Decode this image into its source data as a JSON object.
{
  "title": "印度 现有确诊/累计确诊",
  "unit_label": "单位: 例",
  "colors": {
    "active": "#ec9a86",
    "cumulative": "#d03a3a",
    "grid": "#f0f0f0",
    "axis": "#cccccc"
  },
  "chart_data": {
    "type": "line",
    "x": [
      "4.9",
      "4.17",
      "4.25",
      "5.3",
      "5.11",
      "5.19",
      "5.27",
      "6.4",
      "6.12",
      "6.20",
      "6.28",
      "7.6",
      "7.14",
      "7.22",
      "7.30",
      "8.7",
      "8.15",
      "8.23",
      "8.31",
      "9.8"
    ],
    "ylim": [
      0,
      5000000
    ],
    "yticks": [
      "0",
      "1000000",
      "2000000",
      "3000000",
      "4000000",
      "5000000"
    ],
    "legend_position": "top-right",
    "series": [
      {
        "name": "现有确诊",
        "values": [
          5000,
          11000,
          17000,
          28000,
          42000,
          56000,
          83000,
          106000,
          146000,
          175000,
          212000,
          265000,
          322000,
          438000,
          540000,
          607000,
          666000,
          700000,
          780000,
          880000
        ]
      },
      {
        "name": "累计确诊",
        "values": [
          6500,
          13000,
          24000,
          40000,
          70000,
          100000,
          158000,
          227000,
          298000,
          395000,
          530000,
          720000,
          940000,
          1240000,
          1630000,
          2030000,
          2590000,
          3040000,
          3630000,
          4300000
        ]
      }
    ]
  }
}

* * *

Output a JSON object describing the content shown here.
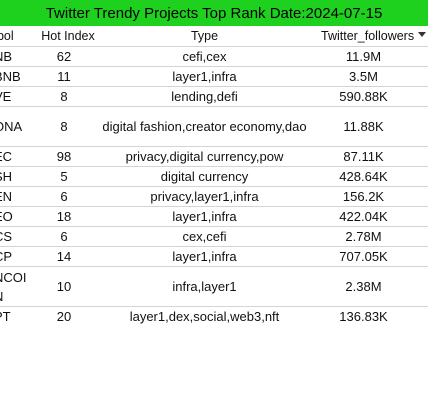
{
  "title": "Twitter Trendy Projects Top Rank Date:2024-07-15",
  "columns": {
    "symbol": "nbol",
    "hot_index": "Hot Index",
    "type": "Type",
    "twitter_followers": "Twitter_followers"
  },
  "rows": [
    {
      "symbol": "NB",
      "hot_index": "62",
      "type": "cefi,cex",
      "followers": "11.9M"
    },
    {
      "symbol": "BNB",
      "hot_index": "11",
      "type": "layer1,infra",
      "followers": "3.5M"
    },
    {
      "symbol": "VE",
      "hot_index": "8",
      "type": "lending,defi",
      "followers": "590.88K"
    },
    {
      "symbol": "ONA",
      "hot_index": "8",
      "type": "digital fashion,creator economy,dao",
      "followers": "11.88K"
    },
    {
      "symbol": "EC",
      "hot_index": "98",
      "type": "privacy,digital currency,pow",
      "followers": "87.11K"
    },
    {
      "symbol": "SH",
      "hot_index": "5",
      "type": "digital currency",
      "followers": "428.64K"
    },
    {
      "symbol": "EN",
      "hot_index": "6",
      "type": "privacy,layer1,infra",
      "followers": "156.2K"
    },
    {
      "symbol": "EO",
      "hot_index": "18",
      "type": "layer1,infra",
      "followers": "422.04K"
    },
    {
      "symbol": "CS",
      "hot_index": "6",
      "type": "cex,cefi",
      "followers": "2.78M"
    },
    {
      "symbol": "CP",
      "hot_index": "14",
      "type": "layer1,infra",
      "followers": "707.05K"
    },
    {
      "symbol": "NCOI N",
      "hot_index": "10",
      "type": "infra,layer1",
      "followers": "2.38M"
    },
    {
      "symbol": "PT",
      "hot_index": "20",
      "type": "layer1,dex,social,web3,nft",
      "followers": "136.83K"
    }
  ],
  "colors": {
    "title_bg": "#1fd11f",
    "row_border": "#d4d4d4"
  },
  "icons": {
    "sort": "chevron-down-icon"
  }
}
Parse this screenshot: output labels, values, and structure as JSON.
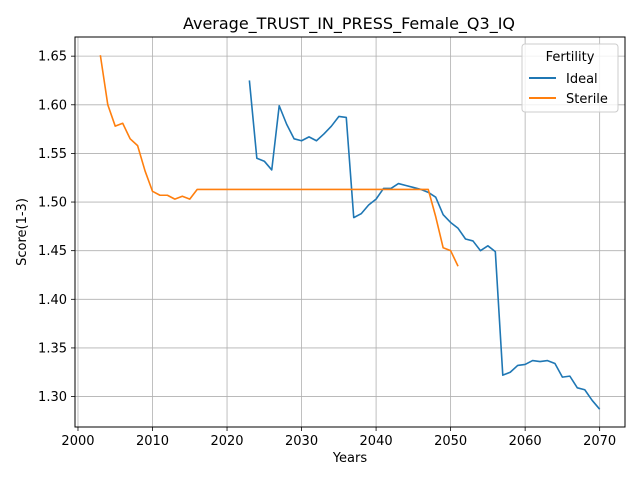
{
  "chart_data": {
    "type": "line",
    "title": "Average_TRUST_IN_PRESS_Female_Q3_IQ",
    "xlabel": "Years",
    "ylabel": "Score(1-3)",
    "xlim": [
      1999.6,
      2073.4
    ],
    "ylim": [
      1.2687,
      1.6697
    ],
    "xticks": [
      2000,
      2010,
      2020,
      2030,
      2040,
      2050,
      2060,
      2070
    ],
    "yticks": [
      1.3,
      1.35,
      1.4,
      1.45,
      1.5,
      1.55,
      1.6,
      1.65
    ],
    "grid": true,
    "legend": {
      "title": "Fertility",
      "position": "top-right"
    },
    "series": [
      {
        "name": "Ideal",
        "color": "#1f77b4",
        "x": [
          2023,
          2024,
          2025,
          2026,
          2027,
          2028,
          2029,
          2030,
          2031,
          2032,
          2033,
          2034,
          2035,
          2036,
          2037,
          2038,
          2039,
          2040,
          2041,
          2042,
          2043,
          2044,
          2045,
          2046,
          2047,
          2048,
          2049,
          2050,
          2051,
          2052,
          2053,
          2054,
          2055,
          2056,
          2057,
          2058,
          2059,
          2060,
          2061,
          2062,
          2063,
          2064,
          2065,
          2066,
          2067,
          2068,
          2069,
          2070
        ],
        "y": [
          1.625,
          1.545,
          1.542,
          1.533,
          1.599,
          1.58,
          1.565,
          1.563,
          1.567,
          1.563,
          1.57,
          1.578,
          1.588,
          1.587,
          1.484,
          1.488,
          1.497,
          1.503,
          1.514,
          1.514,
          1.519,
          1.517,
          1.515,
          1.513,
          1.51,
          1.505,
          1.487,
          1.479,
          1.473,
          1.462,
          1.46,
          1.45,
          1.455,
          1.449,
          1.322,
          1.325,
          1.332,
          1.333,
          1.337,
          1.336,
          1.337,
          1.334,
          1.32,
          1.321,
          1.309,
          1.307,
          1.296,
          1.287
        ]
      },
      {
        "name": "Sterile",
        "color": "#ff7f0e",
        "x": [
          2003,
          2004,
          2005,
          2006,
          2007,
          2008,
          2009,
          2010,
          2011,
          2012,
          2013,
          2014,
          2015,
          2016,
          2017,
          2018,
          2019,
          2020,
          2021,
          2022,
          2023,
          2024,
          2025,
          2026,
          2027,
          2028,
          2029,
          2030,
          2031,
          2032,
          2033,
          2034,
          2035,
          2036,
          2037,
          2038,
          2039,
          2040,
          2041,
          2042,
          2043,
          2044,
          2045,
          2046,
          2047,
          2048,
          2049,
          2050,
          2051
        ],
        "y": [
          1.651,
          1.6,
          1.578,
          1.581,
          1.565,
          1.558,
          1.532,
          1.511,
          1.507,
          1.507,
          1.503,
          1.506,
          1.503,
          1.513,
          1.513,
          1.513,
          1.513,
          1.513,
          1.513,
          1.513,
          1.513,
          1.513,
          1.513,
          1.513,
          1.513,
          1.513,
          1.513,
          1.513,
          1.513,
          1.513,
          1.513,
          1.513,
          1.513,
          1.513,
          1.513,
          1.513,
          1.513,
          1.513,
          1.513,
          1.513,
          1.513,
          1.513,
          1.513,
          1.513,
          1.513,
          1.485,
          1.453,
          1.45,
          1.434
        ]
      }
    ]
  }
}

WHAT IS NEEDED
Among the lines of the data, identify those with the word "privacy". Copy each of them.

OUTPUT BELOW
      "type": "privacy,digital currency,pow",
      "type": "privacy,layer1,infra",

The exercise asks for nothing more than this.